*Data provided*.
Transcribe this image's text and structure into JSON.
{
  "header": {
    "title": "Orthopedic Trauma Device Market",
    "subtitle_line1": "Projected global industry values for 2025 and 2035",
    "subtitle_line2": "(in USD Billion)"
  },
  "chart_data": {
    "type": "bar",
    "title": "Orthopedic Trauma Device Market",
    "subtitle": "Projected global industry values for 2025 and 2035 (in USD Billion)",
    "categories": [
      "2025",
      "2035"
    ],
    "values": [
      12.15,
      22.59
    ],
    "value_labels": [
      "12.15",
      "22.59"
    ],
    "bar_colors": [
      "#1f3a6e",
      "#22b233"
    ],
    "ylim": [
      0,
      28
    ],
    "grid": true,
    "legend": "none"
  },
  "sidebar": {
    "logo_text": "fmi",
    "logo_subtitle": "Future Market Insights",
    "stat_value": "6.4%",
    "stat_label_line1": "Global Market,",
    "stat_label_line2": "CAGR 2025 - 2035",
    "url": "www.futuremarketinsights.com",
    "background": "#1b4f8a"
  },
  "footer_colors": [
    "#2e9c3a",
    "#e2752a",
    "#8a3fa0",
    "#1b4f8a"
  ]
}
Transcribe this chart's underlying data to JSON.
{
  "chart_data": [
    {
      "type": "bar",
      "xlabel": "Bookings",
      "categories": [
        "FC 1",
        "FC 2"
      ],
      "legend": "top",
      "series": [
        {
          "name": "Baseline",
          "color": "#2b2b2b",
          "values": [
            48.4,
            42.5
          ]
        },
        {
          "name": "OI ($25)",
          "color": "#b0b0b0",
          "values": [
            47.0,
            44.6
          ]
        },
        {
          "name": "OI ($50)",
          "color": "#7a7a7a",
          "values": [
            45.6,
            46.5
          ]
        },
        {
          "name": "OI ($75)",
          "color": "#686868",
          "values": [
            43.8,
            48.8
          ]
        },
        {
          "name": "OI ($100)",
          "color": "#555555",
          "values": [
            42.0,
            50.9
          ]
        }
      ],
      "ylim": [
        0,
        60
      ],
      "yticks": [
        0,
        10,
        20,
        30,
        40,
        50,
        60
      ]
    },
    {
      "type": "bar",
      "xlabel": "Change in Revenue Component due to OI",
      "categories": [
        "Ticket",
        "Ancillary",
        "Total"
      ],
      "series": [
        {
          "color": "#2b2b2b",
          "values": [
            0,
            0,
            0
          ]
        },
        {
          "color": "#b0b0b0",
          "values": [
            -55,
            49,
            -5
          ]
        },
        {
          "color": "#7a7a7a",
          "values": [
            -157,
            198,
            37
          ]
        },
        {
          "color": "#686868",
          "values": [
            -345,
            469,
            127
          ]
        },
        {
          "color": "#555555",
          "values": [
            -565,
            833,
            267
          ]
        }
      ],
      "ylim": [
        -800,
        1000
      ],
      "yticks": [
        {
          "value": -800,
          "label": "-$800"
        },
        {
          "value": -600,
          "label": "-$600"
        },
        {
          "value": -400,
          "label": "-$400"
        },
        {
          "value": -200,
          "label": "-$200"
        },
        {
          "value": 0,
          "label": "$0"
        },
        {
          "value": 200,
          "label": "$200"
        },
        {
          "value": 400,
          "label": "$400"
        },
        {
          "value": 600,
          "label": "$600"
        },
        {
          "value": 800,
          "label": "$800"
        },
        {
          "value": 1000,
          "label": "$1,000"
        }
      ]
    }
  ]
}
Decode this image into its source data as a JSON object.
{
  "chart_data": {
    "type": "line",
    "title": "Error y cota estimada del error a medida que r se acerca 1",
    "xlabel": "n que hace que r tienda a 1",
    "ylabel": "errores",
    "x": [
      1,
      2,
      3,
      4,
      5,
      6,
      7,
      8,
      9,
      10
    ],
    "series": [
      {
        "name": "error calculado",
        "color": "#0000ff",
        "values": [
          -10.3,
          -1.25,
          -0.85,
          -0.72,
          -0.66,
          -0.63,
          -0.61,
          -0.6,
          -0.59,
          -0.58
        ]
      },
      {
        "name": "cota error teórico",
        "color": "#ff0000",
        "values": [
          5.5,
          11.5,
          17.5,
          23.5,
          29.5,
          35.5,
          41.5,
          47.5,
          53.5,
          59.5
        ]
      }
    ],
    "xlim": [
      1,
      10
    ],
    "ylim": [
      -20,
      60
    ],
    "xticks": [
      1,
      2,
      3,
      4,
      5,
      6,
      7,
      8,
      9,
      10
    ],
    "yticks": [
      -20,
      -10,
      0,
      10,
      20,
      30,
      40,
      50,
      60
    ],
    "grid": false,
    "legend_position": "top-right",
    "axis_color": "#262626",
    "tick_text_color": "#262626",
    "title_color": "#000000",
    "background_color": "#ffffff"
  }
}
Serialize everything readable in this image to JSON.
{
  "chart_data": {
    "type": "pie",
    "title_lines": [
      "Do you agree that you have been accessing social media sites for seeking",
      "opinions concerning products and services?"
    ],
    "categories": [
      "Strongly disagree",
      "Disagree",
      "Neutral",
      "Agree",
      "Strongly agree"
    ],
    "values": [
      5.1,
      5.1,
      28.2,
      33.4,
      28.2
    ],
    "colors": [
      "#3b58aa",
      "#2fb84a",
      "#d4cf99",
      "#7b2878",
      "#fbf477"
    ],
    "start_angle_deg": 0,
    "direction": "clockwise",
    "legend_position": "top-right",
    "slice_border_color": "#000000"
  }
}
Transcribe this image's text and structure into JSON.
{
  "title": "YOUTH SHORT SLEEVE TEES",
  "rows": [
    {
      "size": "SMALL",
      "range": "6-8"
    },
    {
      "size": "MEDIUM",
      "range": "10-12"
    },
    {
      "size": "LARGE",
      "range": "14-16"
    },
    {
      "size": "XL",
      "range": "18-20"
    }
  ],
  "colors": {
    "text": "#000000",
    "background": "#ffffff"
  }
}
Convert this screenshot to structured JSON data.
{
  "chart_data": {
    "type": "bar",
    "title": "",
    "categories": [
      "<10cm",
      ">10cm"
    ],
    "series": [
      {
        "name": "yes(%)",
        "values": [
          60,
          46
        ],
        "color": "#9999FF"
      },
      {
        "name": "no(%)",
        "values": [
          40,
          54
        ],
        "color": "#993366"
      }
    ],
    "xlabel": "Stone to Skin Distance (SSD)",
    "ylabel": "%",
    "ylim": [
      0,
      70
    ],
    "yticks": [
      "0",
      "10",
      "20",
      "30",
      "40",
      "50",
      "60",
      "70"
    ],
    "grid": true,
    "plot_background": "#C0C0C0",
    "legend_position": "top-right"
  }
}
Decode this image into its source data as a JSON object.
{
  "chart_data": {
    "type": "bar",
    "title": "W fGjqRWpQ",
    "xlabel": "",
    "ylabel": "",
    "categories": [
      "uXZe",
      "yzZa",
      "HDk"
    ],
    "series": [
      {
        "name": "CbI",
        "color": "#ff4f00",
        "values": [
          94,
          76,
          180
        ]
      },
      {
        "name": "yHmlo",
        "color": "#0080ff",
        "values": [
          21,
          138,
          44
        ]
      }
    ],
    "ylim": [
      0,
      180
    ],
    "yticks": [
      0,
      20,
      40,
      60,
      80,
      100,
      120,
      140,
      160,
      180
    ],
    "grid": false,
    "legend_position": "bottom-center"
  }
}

*Aim of the exercise*.
Set down every record above exactly as given.

*Reply*.
Transcribe this image's text and structure into JSON.
{
  "header": {
    "title": "Orthopedic Trauma Device Market",
    "subtitle_line1": "Projected global industry values for 2025 and 2035",
    "subtitle_line2": "(in USD Billion)"
  },
  "chart_data": {
    "type": "bar",
    "title": "Orthopedic Trauma Device Market",
    "subtitle": "Projected global industry values for 2025 and 2035 (in USD Billion)",
    "categories": [
      "2025",
      "2035"
    ],
    "values": [
      12.15,
      22.59
    ],
    "value_labels": [
      "12.15",
      "22.59"
    ],
    "bar_colors": [
      "#1f3a6e",
      "#22b233"
    ],
    "ylim": [
      0,
      28
    ],
    "grid": true,
    "legend": "none"
  },
  "sidebar": {
    "logo_text": "fmi",
    "logo_subtitle": "Future Market Insights",
    "stat_value": "6.4%",
    "stat_label_line1": "Global Market,",
    "stat_label_line2": "CAGR 2025 - 2035",
    "url": "www.futuremarketinsights.com",
    "background": "#1b4f8a"
  },
  "footer_colors": [
    "#2e9c3a",
    "#e2752a",
    "#8a3fa0",
    "#1b4f8a"
  ]
}
Transcribe this chart's underlying data to JSON.
{
  "chart_data": [
    {
      "type": "bar",
      "xlabel": "Bookings",
      "categories": [
        "FC 1",
        "FC 2"
      ],
      "legend": "top",
      "series": [
        {
          "name": "Baseline",
          "color": "#2b2b2b",
          "values": [
            48.4,
            42.5
          ]
        },
        {
          "name": "OI ($25)",
          "color": "#b0b0b0",
          "values": [
            47.0,
            44.6
          ]
        },
        {
          "name": "OI ($50)",
          "color": "#7a7a7a",
          "values": [
            45.6,
            46.5
          ]
        },
        {
          "name": "OI ($75)",
          "color": "#686868",
          "values": [
            43.8,
            48.8
          ]
        },
        {
          "name": "OI ($100)",
          "color": "#555555",
          "values": [
            42.0,
            50.9
          ]
        }
      ],
      "ylim": [
        0,
        60
      ],
      "yticks": [
        0,
        10,
        20,
        30,
        40,
        50,
        60
      ]
    },
    {
      "type": "bar",
      "xlabel": "Change in Revenue Component due to OI",
      "categories": [
        "Ticket",
        "Ancillary",
        "Total"
      ],
      "series": [
        {
          "color": "#2b2b2b",
          "values": [
            0,
            0,
            0
          ]
        },
        {
          "color": "#b0b0b0",
          "values": [
            -55,
            49,
            -5
          ]
        },
        {
          "color": "#7a7a7a",
          "values": [
            -157,
            198,
            37
          ]
        },
        {
          "color": "#686868",
          "values": [
            -345,
            469,
            127
          ]
        },
        {
          "color": "#555555",
          "values": [
            -565,
            833,
            267
          ]
        }
      ],
      "ylim": [
        -800,
        1000
      ],
      "yticks": [
        {
          "value": -800,
          "label": "-$800"
        },
        {
          "value": -600,
          "label": "-$600"
        },
        {
          "value": -400,
          "label": "-$400"
        },
        {
          "value": -200,
          "label": "-$200"
        },
        {
          "value": 0,
          "label": "$0"
        },
        {
          "value": 200,
          "label": "$200"
        },
        {
          "value": 400,
          "label": "$400"
        },
        {
          "value": 600,
          "label": "$600"
        },
        {
          "value": 800,
          "label": "$800"
        },
        {
          "value": 1000,
          "label": "$1,000"
        }
      ]
    }
  ]
}
Decode this image into its source data as a JSON object.
{
  "chart_data": {
    "type": "line",
    "title": "Error y cota estimada del error a medida que r se acerca 1",
    "xlabel": "n que hace que r tienda a 1",
    "ylabel": "errores",
    "x": [
      1,
      2,
      3,
      4,
      5,
      6,
      7,
      8,
      9,
      10
    ],
    "series": [
      {
        "name": "error calculado",
        "color": "#0000ff",
        "values": [
          -10.3,
          -1.25,
          -0.85,
          -0.72,
          -0.66,
          -0.63,
          -0.61,
          -0.6,
          -0.59,
          -0.58
        ]
      },
      {
        "name": "cota error teórico",
        "color": "#ff0000",
        "values": [
          5.5,
          11.5,
          17.5,
          23.5,
          29.5,
          35.5,
          41.5,
          47.5,
          53.5,
          59.5
        ]
      }
    ],
    "xlim": [
      1,
      10
    ],
    "ylim": [
      -20,
      60
    ],
    "xticks": [
      1,
      2,
      3,
      4,
      5,
      6,
      7,
      8,
      9,
      10
    ],
    "yticks": [
      -20,
      -10,
      0,
      10,
      20,
      30,
      40,
      50,
      60
    ],
    "grid": false,
    "legend_position": "top-right",
    "axis_color": "#262626",
    "tick_text_color": "#262626",
    "title_color": "#000000",
    "background_color": "#ffffff"
  }
}
Serialize everything readable in this image to JSON.
{
  "chart_data": {
    "type": "pie",
    "title_lines": [
      "Do you agree that you have been accessing social media sites for seeking",
      "opinions concerning products and services?"
    ],
    "categories": [
      "Strongly disagree",
      "Disagree",
      "Neutral",
      "Agree",
      "Strongly agree"
    ],
    "values": [
      5.1,
      5.1,
      28.2,
      33.4,
      28.2
    ],
    "colors": [
      "#3b58aa",
      "#2fb84a",
      "#d4cf99",
      "#7b2878",
      "#fbf477"
    ],
    "start_angle_deg": 0,
    "direction": "clockwise",
    "legend_position": "top-right",
    "slice_border_color": "#000000"
  }
}
Transcribe this image's text and structure into JSON.
{
  "title": "YOUTH SHORT SLEEVE TEES",
  "rows": [
    {
      "size": "SMALL",
      "range": "6-8"
    },
    {
      "size": "MEDIUM",
      "range": "10-12"
    },
    {
      "size": "LARGE",
      "range": "14-16"
    },
    {
      "size": "XL",
      "range": "18-20"
    }
  ],
  "colors": {
    "text": "#000000",
    "background": "#ffffff"
  }
}
Convert this screenshot to structured JSON data.
{
  "chart_data": {
    "type": "bar",
    "title": "",
    "categories": [
      "<10cm",
      ">10cm"
    ],
    "series": [
      {
        "name": "yes(%)",
        "values": [
          60,
          46
        ],
        "color": "#9999FF"
      },
      {
        "name": "no(%)",
        "values": [
          40,
          54
        ],
        "color": "#993366"
      }
    ],
    "xlabel": "Stone to Skin Distance (SSD)",
    "ylabel": "%",
    "ylim": [
      0,
      70
    ],
    "yticks": [
      "0",
      "10",
      "20",
      "30",
      "40",
      "50",
      "60",
      "70"
    ],
    "grid": true,
    "plot_background": "#C0C0C0",
    "legend_position": "top-right"
  }
}
Decode this image into its source data as a JSON object.
{
  "chart_data": {
    "type": "bar",
    "title": "W fGjqRWpQ",
    "xlabel": "",
    "ylabel": "",
    "categories": [
      "uXZe",
      "yzZa",
      "HDk"
    ],
    "series": [
      {
        "name": "CbI",
        "color": "#ff4f00",
        "values": [
          94,
          76,
          180
        ]
      },
      {
        "name": "yHmlo",
        "color": "#0080ff",
        "values": [
          21,
          138,
          44
        ]
      }
    ],
    "ylim": [
      0,
      180
    ],
    "yticks": [
      0,
      20,
      40,
      60,
      80,
      100,
      120,
      140,
      160,
      180
    ],
    "grid": false,
    "legend_position": "bottom-center"
  }
}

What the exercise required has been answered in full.